Directive ▸ Filter the entries, keeping every line with the word "title".

++++++++

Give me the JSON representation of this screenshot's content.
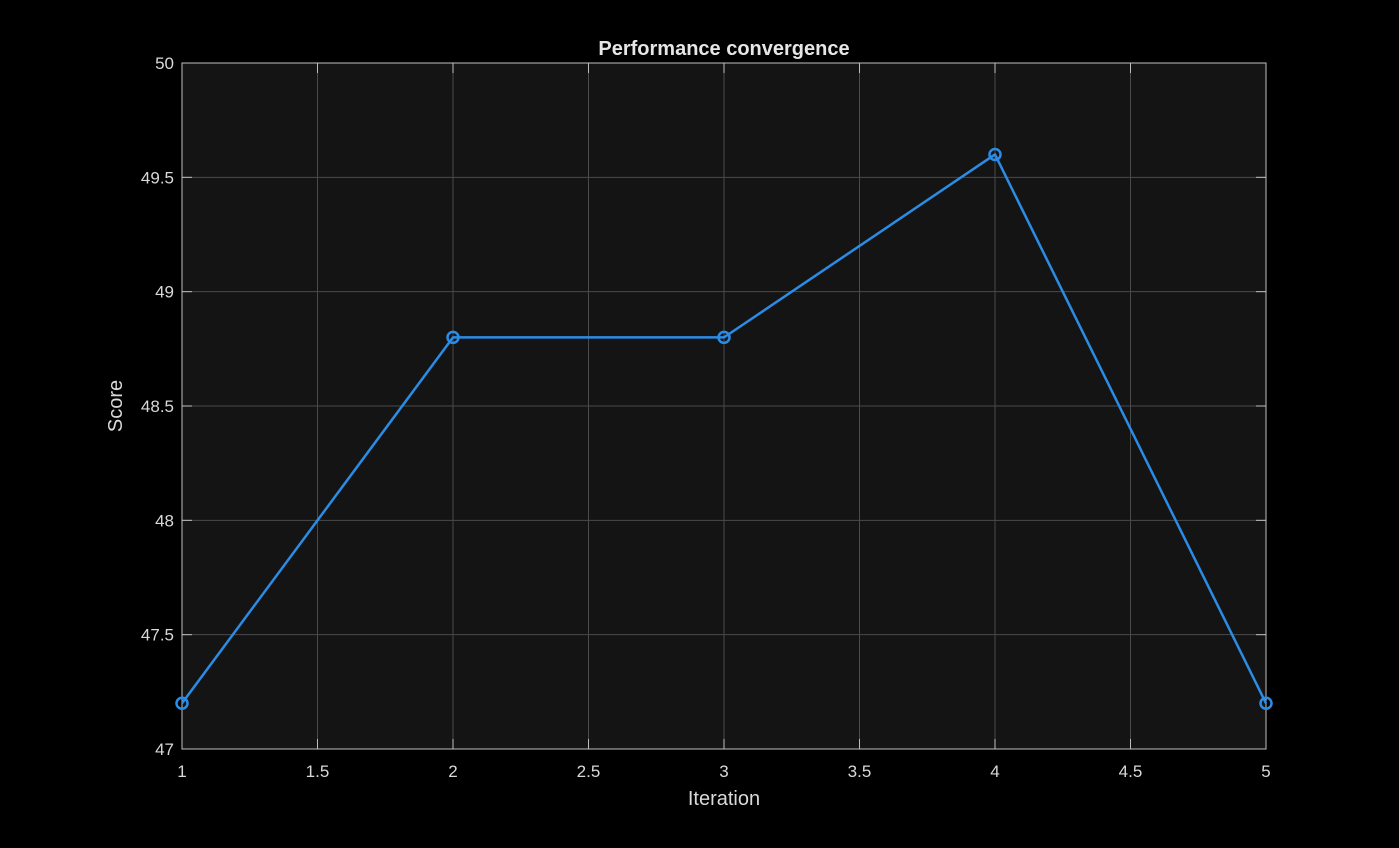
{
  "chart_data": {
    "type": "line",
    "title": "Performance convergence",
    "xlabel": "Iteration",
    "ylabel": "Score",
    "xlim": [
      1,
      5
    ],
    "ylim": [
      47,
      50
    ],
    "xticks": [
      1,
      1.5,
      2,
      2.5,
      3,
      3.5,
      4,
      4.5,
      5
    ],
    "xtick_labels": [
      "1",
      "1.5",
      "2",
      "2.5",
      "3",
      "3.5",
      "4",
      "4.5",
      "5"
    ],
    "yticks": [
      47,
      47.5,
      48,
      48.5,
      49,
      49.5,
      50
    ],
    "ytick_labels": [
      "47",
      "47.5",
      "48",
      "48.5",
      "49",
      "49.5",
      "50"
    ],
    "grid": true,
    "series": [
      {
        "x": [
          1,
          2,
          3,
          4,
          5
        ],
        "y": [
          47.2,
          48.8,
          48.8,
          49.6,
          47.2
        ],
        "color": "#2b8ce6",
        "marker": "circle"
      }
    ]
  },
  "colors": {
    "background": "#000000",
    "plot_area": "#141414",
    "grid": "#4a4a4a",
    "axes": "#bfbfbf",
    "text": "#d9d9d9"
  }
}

++++++++

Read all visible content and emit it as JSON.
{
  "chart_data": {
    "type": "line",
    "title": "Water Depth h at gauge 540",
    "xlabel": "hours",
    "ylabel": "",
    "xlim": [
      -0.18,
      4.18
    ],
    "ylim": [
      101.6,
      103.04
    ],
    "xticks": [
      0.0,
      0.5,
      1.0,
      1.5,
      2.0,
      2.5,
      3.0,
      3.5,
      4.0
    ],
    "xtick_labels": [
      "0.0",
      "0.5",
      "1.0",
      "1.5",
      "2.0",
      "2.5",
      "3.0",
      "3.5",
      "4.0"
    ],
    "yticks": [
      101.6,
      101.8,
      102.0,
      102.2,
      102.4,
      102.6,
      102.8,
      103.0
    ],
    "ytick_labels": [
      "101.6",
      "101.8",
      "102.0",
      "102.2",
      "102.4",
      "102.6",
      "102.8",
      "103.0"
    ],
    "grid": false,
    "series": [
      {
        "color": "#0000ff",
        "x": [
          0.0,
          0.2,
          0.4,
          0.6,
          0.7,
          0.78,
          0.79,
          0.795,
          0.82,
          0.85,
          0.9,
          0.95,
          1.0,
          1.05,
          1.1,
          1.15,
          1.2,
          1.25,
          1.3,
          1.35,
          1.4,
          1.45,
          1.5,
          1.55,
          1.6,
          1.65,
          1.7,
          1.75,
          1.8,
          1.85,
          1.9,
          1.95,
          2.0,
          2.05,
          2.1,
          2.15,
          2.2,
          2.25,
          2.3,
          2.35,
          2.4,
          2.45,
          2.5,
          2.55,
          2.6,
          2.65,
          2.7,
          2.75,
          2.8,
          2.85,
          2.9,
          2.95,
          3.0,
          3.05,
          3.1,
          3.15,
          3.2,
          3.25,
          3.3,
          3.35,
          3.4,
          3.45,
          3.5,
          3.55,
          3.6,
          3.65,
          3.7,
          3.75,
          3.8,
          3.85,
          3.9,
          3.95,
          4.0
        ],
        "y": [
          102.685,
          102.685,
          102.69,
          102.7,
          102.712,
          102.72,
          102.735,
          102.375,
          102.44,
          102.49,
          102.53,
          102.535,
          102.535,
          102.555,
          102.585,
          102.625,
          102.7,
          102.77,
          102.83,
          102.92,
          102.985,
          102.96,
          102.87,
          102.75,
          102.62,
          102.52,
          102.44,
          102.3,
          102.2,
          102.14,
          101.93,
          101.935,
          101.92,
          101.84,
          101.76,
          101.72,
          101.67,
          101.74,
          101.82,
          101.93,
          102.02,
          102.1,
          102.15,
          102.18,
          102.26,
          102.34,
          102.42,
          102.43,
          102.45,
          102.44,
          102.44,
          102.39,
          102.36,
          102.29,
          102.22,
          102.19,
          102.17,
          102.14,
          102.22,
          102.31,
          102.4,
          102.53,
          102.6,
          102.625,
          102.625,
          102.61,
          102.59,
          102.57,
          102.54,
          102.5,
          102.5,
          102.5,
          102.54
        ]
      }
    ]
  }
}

++++++++

Solution to this exercise ▸
    "title": "Performance convergence",
    "title": "Water Depth h at gauge 540",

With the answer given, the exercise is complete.